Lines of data
■ ■ ■
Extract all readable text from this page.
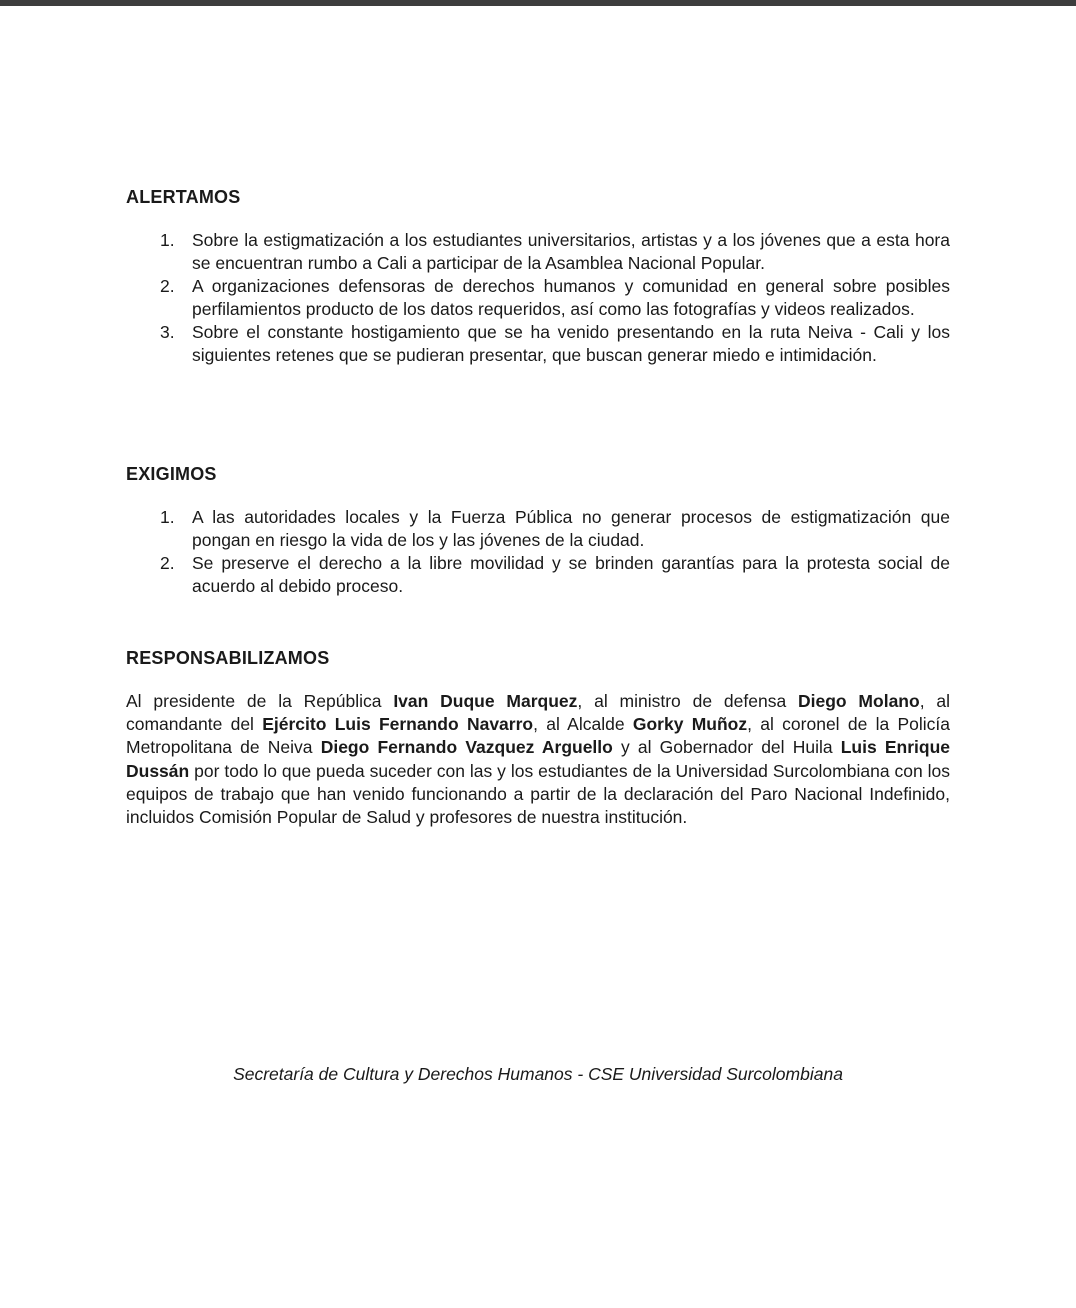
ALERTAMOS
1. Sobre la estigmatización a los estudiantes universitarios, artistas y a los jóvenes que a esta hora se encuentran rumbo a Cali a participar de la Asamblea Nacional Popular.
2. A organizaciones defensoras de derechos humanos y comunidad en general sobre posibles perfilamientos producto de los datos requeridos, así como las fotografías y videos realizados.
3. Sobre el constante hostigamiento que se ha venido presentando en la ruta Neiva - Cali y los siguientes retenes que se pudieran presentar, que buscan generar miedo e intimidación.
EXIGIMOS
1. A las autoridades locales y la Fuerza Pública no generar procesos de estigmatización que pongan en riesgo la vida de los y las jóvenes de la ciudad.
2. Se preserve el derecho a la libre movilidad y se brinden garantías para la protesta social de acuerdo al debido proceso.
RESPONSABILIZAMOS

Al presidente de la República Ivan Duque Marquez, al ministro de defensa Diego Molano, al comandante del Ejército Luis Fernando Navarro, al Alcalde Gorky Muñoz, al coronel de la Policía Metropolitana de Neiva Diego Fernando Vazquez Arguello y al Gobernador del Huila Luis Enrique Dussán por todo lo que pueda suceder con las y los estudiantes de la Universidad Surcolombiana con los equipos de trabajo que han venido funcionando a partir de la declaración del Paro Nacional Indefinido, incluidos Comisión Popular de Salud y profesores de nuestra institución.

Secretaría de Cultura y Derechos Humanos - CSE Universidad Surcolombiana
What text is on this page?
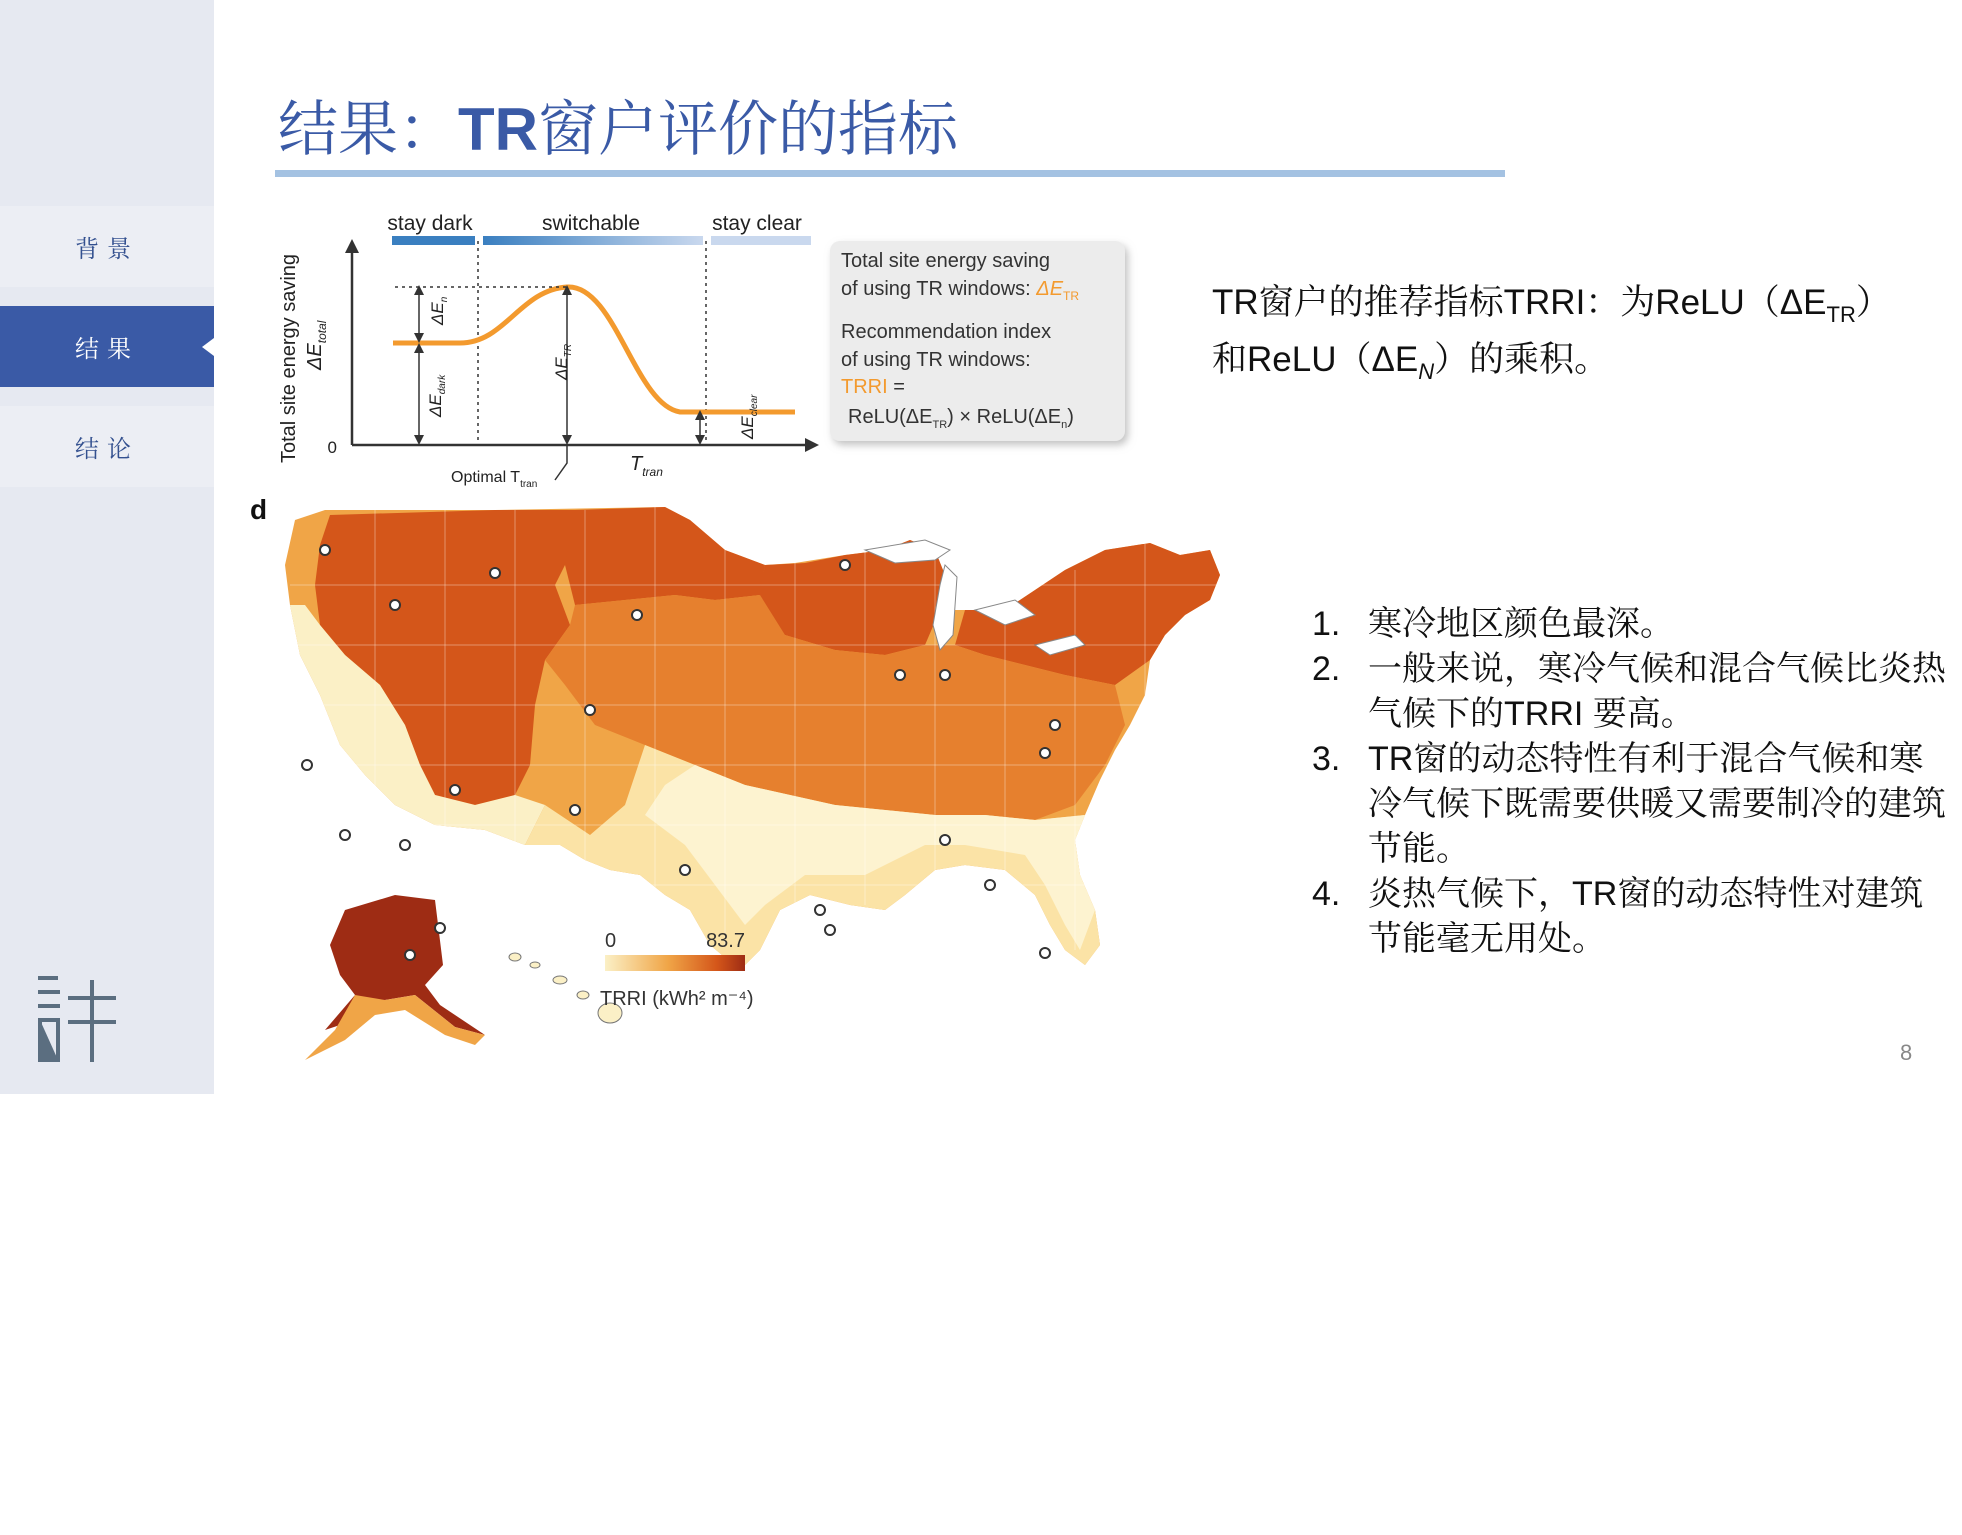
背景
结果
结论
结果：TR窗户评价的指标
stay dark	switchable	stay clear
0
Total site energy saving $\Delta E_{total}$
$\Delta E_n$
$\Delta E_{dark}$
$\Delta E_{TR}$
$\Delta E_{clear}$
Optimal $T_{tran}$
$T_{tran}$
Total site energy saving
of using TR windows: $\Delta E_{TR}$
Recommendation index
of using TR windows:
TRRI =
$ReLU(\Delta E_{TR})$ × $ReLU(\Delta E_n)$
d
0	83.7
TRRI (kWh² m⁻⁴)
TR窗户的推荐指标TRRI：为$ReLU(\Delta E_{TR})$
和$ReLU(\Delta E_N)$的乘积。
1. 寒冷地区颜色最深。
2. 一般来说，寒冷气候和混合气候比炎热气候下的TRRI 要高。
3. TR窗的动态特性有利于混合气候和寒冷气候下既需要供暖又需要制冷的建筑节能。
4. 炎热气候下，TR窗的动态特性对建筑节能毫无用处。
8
■ ■ ■
Exercise task — Each line from the one bearing "What text is on this page?" through the final line of the records is to be copied exactly, and no pictures are to be included.

Exercise answer —
What text is on this page?
背景
结果
结论
结果：TR窗户评价的指标
stay dark	switchable	stay clear
0
Total site energy saving $\Delta E_{total}$
$\Delta E_n$
$\Delta E_{dark}$
$\Delta E_{TR}$
$\Delta E_{clear}$
Optimal $T_{tran}$
$T_{tran}$
Total site energy saving
of using TR windows: $\Delta E_{TR}$
Recommendation index
of using TR windows:
TRRI =
$ReLU(\Delta E_{TR})$ × $ReLU(\Delta E_n)$
d
0	83.7
TRRI (kWh² m⁻⁴)
TR窗户的推荐指标TRRI：为$ReLU(\Delta E_{TR})$
和$ReLU(\Delta E_N)$的乘积。
1. 寒冷地区颜色最深。
2. 一般来说，寒冷气候和混合气候比炎热气候下的TRRI 要高。
3. TR窗的动态特性有利于混合气候和寒冷气候下既需要供暖又需要制冷的建筑节能。
4. 炎热气候下，TR窗的动态特性对建筑节能毫无用处。
8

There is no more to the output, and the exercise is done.